TASK DETAILS
Return, word for word, every line starting at the line with "Convert this screenshot" and ending at the final line of the entries; skip the pictures.

=== EXERCISE INPUTS ===

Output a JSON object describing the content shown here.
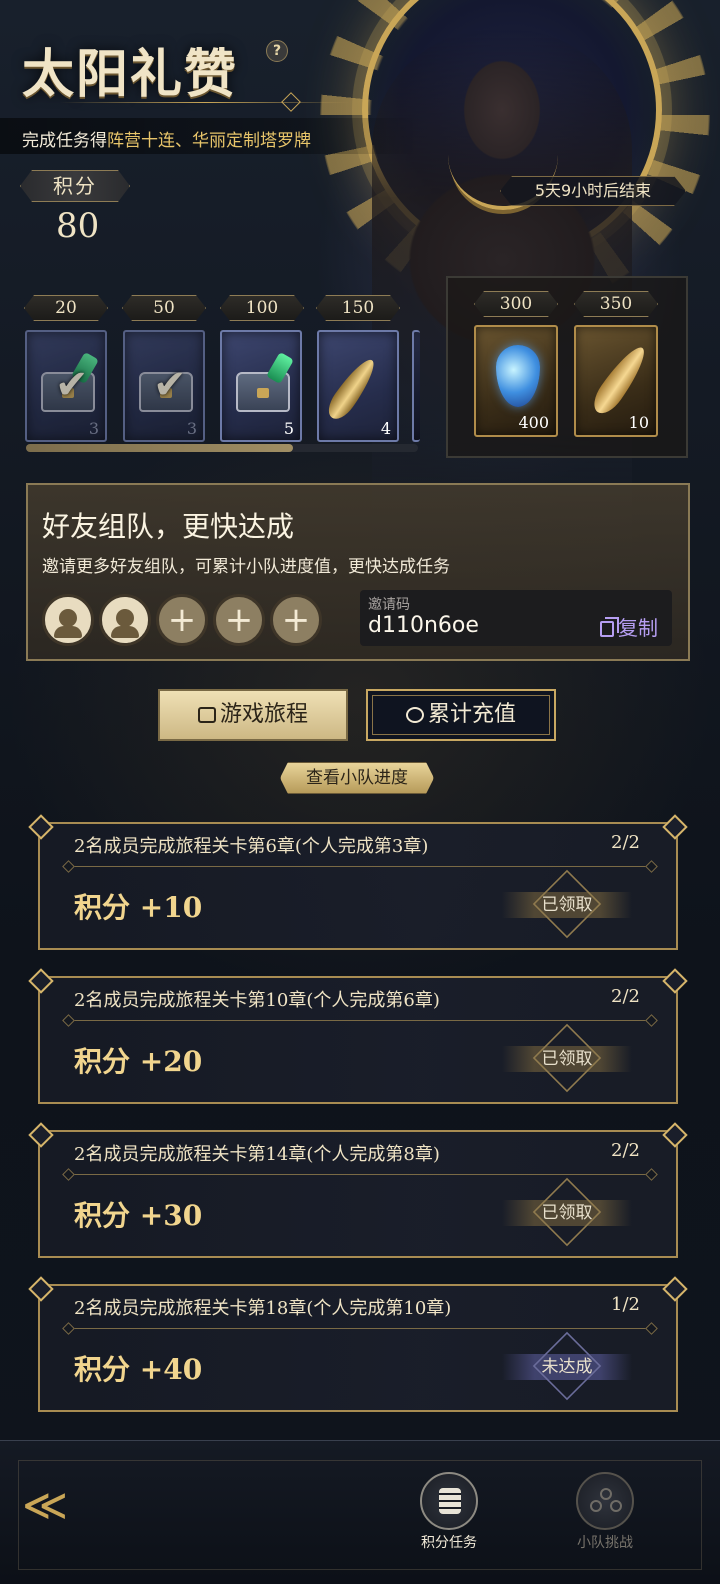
{
  "header": {
    "title": "太阳礼赞",
    "help_icon": "?",
    "subtitle_prefix": "完成任务得",
    "subtitle_highlight": "阵营十连、华丽定制塔罗牌",
    "points_label": "积分",
    "points_value": "80",
    "countdown": "5天9小时后结束"
  },
  "rewards": {
    "tiers": [
      {
        "threshold": "20",
        "quantity": "3",
        "icon": "chest-icon",
        "claimed": true
      },
      {
        "threshold": "50",
        "quantity": "3",
        "icon": "chest-icon",
        "claimed": true
      },
      {
        "threshold": "100",
        "quantity": "5",
        "icon": "chest-icon",
        "claimed": false
      },
      {
        "threshold": "150",
        "quantity": "4",
        "icon": "feather-icon",
        "claimed": false
      }
    ],
    "bonus": [
      {
        "threshold": "300",
        "quantity": "400",
        "icon": "crystal-icon"
      },
      {
        "threshold": "350",
        "quantity": "10",
        "icon": "gold-feather-icon"
      }
    ],
    "progress_fraction": 0.68
  },
  "team": {
    "title": "好友组队，更快达成",
    "description": "邀请更多好友组队，可累计小队进度值，更快达成任务",
    "slots": [
      "filled",
      "filled",
      "empty",
      "empty",
      "empty"
    ],
    "invite_label": "邀请码",
    "invite_code": "d110n6oe",
    "copy_label": "复制"
  },
  "tabs": {
    "journey": "游戏旅程",
    "recharge": "累计充值"
  },
  "view_progress": "查看小队进度",
  "tasks": [
    {
      "title": "2名成员完成旅程关卡第6章(个人完成第3章)",
      "count": "2/2",
      "reward": "积分 +10",
      "status": "已领取"
    },
    {
      "title": "2名成员完成旅程关卡第10章(个人完成第6章)",
      "count": "2/2",
      "reward": "积分 +20",
      "status": "已领取"
    },
    {
      "title": "2名成员完成旅程关卡第14章(个人完成第8章)",
      "count": "2/2",
      "reward": "积分 +30",
      "status": "已领取"
    },
    {
      "title": "2名成员完成旅程关卡第18章(个人完成第10章)",
      "count": "1/2",
      "reward": "积分 +40",
      "status": "未达成"
    }
  ],
  "bottom_nav": {
    "back_icon": "back-arrow-icon",
    "items": [
      {
        "label": "积分任务",
        "icon": "coin-stack-icon",
        "active": true
      },
      {
        "label": "小队挑战",
        "icon": "team-icon",
        "active": false
      }
    ]
  }
}
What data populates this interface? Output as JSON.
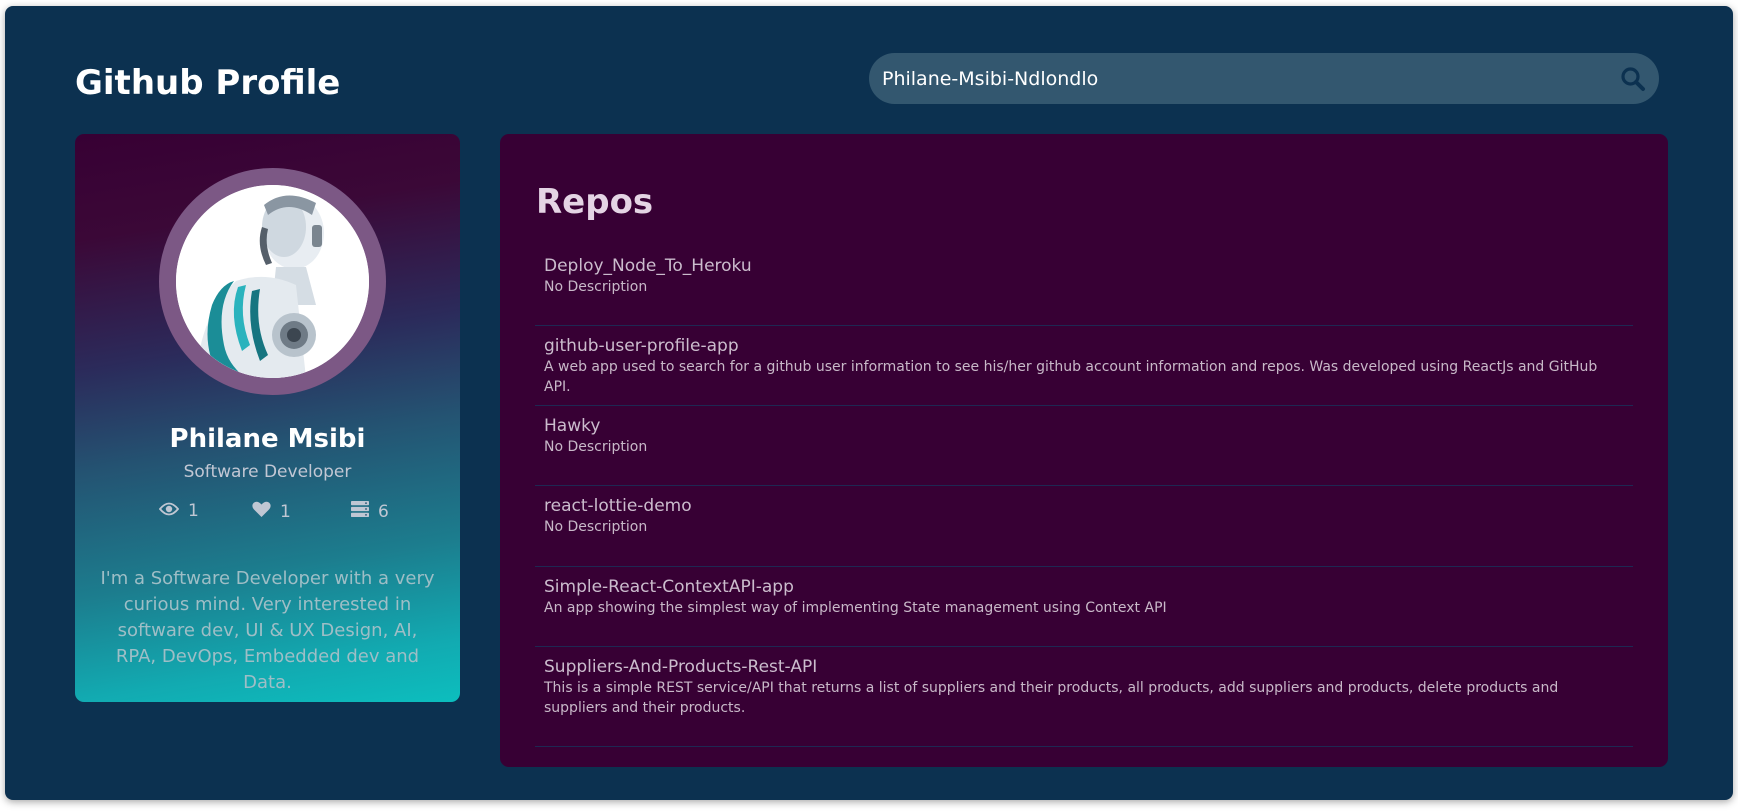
{
  "header": {
    "title": "Github Profile"
  },
  "search": {
    "value": "Philane-Msibi-Ndlondlo",
    "icon": "search-icon"
  },
  "profile": {
    "name": "Philane Msibi",
    "role": "Software Developer",
    "stats": {
      "watchers": "1",
      "favorites": "1",
      "repos": "6"
    },
    "bio": "I'm a Software Developer with a very curious mind. Very interested in software dev, UI & UX Design, AI, RPA, DevOps, Embedded dev and Data."
  },
  "repos": {
    "title": "Repos",
    "items": [
      {
        "name": "Deploy_Node_To_Heroku",
        "description": "No Description"
      },
      {
        "name": "github-user-profile-app",
        "description": "A web app used to search for a github user information to see his/her github account information and repos. Was developed using ReactJs and GitHub API."
      },
      {
        "name": "Hawky",
        "description": "No Description"
      },
      {
        "name": "react-lottie-demo",
        "description": "No Description"
      },
      {
        "name": "Simple-React-ContextAPI-app",
        "description": "An app showing the simplest way of implementing State management using Context API"
      },
      {
        "name": "Suppliers-And-Products-Rest-API",
        "description": "This is a simple REST service/API that returns a list of suppliers and their products, all products, add suppliers and products, delete products and suppliers and their products."
      }
    ]
  },
  "colors": {
    "background": "#0c3150",
    "panel": "#370034",
    "search": "#33576f",
    "accent_teal": "#0cbebe",
    "avatar_ring": "#7c5885"
  }
}
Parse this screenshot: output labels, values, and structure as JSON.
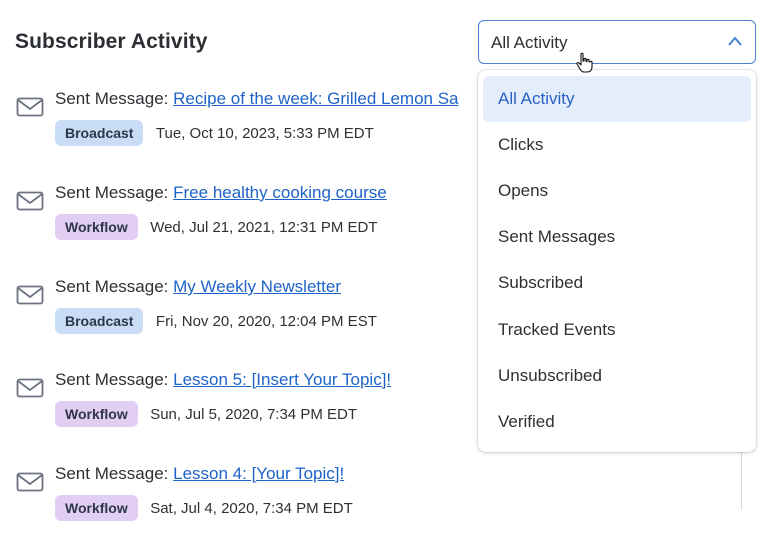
{
  "header": {
    "title": "Subscriber Activity"
  },
  "filter": {
    "selected": "All Activity",
    "options": [
      "All Activity",
      "Clicks",
      "Opens",
      "Sent Messages",
      "Subscribed",
      "Tracked Events",
      "Unsubscribed",
      "Verified"
    ]
  },
  "activities": [
    {
      "prefix": "Sent Message:",
      "link": "Recipe of the week: Grilled Lemon Sa",
      "badge": "Broadcast",
      "timestamp": "Tue, Oct 10, 2023, 5:33 PM EDT"
    },
    {
      "prefix": "Sent Message:",
      "link": "Free healthy cooking course",
      "badge": "Workflow",
      "timestamp": "Wed, Jul 21, 2021, 12:31 PM EDT"
    },
    {
      "prefix": "Sent Message:",
      "link": "My Weekly Newsletter",
      "badge": "Broadcast",
      "timestamp": "Fri, Nov 20, 2020, 12:04 PM EST"
    },
    {
      "prefix": "Sent Message:",
      "link": "Lesson 5: [Insert Your Topic]!",
      "badge": "Workflow",
      "timestamp": "Sun, Jul 5, 2020, 7:34 PM EDT"
    },
    {
      "prefix": "Sent Message:",
      "link": "Lesson 4: [Your Topic]!",
      "badge": "Workflow",
      "timestamp": "Sat, Jul 4, 2020, 7:34 PM EDT"
    }
  ],
  "colors": {
    "link": "#1e63c8",
    "broadcast_badge": "#c9dcf5",
    "workflow_badge": "#e2cdf3",
    "selected_option_bg": "#e4edfb",
    "select_border": "#4a7fd1"
  },
  "icons": {
    "activity": "mail-icon",
    "dropdown": "chevron-up-icon",
    "pointer": "hand-cursor-icon"
  }
}
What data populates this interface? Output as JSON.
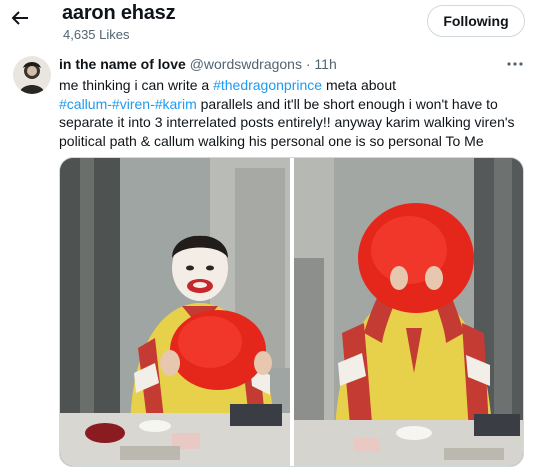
{
  "header": {
    "title": "aaron ehasz",
    "subtitle": "4,635 Likes",
    "follow_label": "Following"
  },
  "tweet": {
    "display_name": "in the name of love",
    "handle": "@wordswdragons",
    "separator": "·",
    "time": "11h",
    "text_segments": {
      "l1_a": "me thinking i can write a ",
      "l1_tag": "#thedragonprince",
      "l1_b": " meta about",
      "l2_tag1": "#callum",
      "l2_dash1": "-",
      "l2_tag2": "#viren",
      "l2_dash2": "-",
      "l2_tag3": "#karim",
      "l2_b": " parallels and it'll be short enough i won't have to",
      "l3": "separate it into 3 interrelated posts entirely!! anyway karim walking viren's",
      "l4": "political path & callum walking his personal one is so personal To Me"
    }
  },
  "icons": {
    "back": "arrow-left-icon",
    "more": "more-dots-icon"
  },
  "colors": {
    "link": "#1d9bf0",
    "secondary_text": "#536471",
    "border": "#cfd9de"
  }
}
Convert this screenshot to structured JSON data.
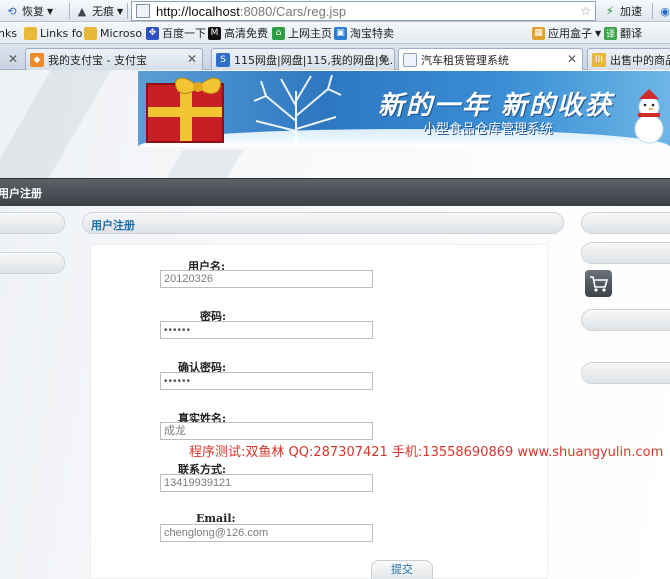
{
  "toolbar": {
    "restore_label": "恢复",
    "nomark_label": "无痕",
    "url_host": "http://localhost",
    "url_rest": ":8080/Cars/reg.jsp",
    "accelerate_label": "加速"
  },
  "favorites": {
    "items": [
      {
        "label": "nks"
      },
      {
        "label": "Links fo"
      },
      {
        "label": "Microso"
      },
      {
        "label": "百度一下"
      },
      {
        "label": "高清免费"
      },
      {
        "label": "上网主页"
      },
      {
        "label": "淘宝特卖"
      }
    ],
    "app_box_label": "应用盒子",
    "translate_label": "翻译"
  },
  "tabs": [
    {
      "label": "我的支付宝 - 支付宝"
    },
    {
      "label": "115网盘|网盘|115,我的网盘|免..."
    },
    {
      "label": "汽车租赁管理系统"
    },
    {
      "label": "出售中的商品"
    }
  ],
  "banner": {
    "title": "新的一年 新的收获",
    "subtitle": "小型食品仓库管理系统"
  },
  "nav": {
    "label": "用户注册"
  },
  "panel": {
    "title": "用户注册"
  },
  "form": {
    "fields": [
      {
        "label": "用户名:",
        "value": "20120326"
      },
      {
        "label": "密码:",
        "value": "••••••"
      },
      {
        "label": "确认密码:",
        "value": "••••••"
      },
      {
        "label": "真实姓名:",
        "value": "成龙"
      },
      {
        "label": "联系方式:",
        "value": "13419939121"
      },
      {
        "label": "Email:",
        "value": "chenglong@126.com"
      }
    ],
    "submit_label": "提交"
  },
  "watermark": "程序测试:双鱼林 QQ:287307421 手机:13558690869 www.shuangyulin.com",
  "colors": {
    "nav_bar": "#3f454b",
    "panel_title": "#1f6fa9",
    "watermark": "#d9362b"
  }
}
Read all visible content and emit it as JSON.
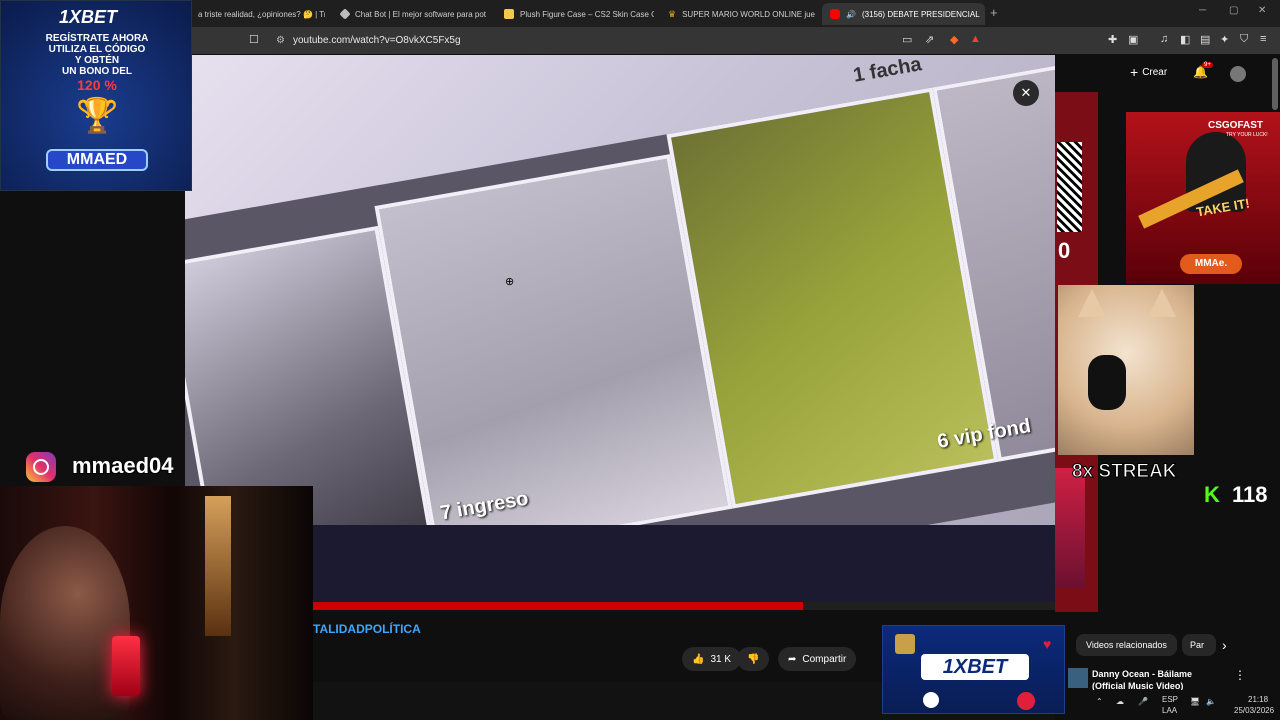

===

EXPECTED OUTPUT
Convert this screenshot to structured JSON data.
{
  "toolbar": {
    "restore_label": "恢复",
    "nomark_label": "无痕",
    "url_host": "http://localhost",
    "url_rest": ":8080/Cars/reg.jsp",
    "accelerate_label": "加速"
  },
  "favorites": {
    "items": [
      {
        "label": "nks"
      },
      {
        "label": "Links fo"
      },
      {
        "label": "Microso"
      },
      {
        "label": "百度一下"
      },
      {
        "label": "高清免费"
      },
      {
        "label": "上网主页"
      },
      {
        "label": "淘宝特卖"
      }
    ],
    "app_box_label": "应用盒子",
    "translate_label": "翻译"
  },
  "tabs": [
    {
      "label": "我的支付宝 - 支付宝"
    },
    {
      "label": "115网盘|网盘|115,我的网盘|免..."
    },
    {
      "label": "汽车租赁管理系统"
    },
    {
      "label": "出售中的商品"
    }
  ],
  "banner": {
    "title": "新的一年 新的收获",
    "subtitle": "小型食品仓库管理系统"
  },
  "nav": {
    "label": "用户注册"
  },
  "panel": {
    "title": "用户注册"
  },
  "form": {
    "fields": [
      {
        "label": "用户名:",
        "value": "20120326"
      },
      {
        "label": "密码:",
        "value": "••••••"
      },
      {
        "label": "确认密码:",
        "value": "••••••"
      },
      {
        "label": "真实姓名:",
        "value": "成龙"
      },
      {
        "label": "联系方式:",
        "value": "13419939121"
      },
      {
        "label": "Email:",
        "value": "chenglong@126.com"
      }
    ],
    "submit_label": "提交"
  },
  "watermark": "程序测试:双鱼林 QQ:287307421 手机:13558690869 www.shuangyulin.com",
  "colors": {
    "nav_bar": "#3f454b",
    "panel_title": "#1f6fa9",
    "watermark": "#d9362b"
  }
}
Read all visible content and emit it as JSON.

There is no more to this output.